**Written exercise a**: Retype the part of the blog post about parents starting with "My mum is really" and going on through "and babied me.", matching it word for word.

**Selected passage**:
# # # # #

Its day two of the 30 day blogging challenge:

I think i get along pretty well with both of my parents. We obviously argue every now and then, but most of the time its very minor, and mainly because I’m being stubborn.

My mum is really lovely and caring, she’s been unbelievably helpful and supportive of my horse riding, and spends so much of her own time helping me out with stable duties. I really appreciate everything she does for me, even though I’m not very good at showing how great full i am. My dad and i always joke around and have ‘mad banter’ as he puts it. He’s not as interested in the horse, but he is also supportive and acts as a taxi service to get me to and from the yard. My parents also respect my privacy which is really nice and they also seem to trust me quite a lot, and give me quite a bit of independence. I think this has improved our relationship quite a lot, because i used to get frustrated when my parents sheltered and babied me.

# # # # #

**Data to process**:

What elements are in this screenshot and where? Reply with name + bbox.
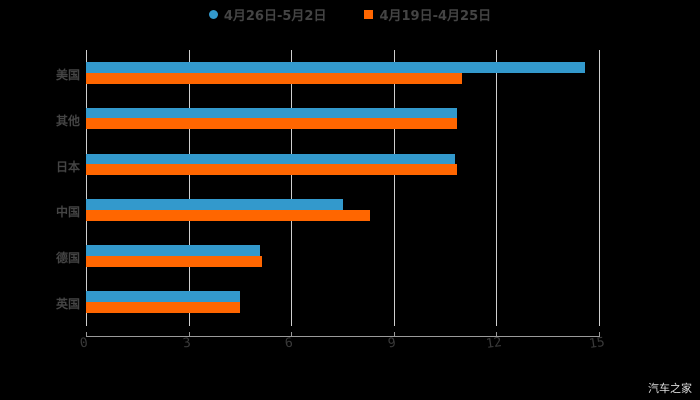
gridline [393,50,395,326]
bar[interactable] [86,255,263,267]
category-label: 英国 [55,297,80,311]
x-tick [496,332,498,337]
bar[interactable] [86,199,343,211]
bar[interactable] [86,118,458,130]
category-label: 美国 [55,68,80,82]
legend-item-series-2[interactable]: 4月19日-4月25日 [364,5,491,24]
x-tick-label: 6 [284,335,295,352]
x-tick-label: 0 [78,335,89,352]
x-tick-label: 15 [588,334,606,353]
legend-item-series-1[interactable]: 4月26日-5月2日 [208,5,327,24]
x-tick [393,332,395,337]
square-marker-icon [364,9,374,19]
x-tick-label: 12 [485,334,504,353]
watermark: 汽车之家 [648,382,692,395]
gridline [188,50,190,326]
category-label: 中国 [55,205,80,220]
category-label: 日本 [55,159,80,174]
gridline [291,50,293,326]
bar[interactable] [86,107,458,119]
bar[interactable] [86,301,240,313]
bar[interactable] [86,153,456,165]
x-tick-label: 9 [386,335,397,352]
gridline [599,50,600,326]
x-tick [599,332,600,337]
gridline [496,50,498,326]
bar[interactable] [86,62,586,73]
circle-marker-icon [208,9,218,19]
legend: 4月26日-5月2日 4月19日-4月25日 [0,4,700,24]
x-tick [86,332,87,337]
x-tick [188,332,190,337]
category-label: 德国 [55,251,80,266]
bar[interactable] [86,209,370,221]
bar[interactable] [86,72,463,84]
bar[interactable] [86,291,240,302]
legend-label: 4月19日-4月25日 [379,8,492,24]
legend-label: 4月26日-5月2日 [223,8,327,24]
bar[interactable] [86,164,458,176]
x-tick-label: 3 [181,335,192,352]
x-axis [86,336,599,337]
x-tick [291,332,293,337]
category-label: 其他 [55,113,80,128]
gridline [86,50,87,326]
bar[interactable] [86,245,261,257]
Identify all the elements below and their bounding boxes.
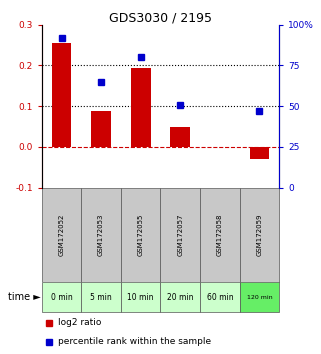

# # # # #

**Written exercise b**: Pull out every line of the entries that contains the string "elements", treating uppercase and lowercase as different.

**Response a**:
My mum is really lovely and caring, she’s been unbelievably helpful and supportive of my horse riding, and spends so much of her own time helping me out with stable duties. I really appreciate everything she does for me, even though I’m not very good at showing how great full i am. My dad and i always joke around and have ‘mad banter’ as he puts it. He’s not as interested in the horse, but he is also supportive and acts as a taxi service to get me to and from the yard. My parents also respect my privacy which is really nice and they also seem to trust me quite a lot, and give me quite a bit of independence. I think this has improved our relationship quite a lot, because i used to get frustrated when my parents sheltered and babied me.

**Response b**:
What elements are in this screenshot and where? Reply with name + bbox.
Identify all the elements below and their bounding boxes.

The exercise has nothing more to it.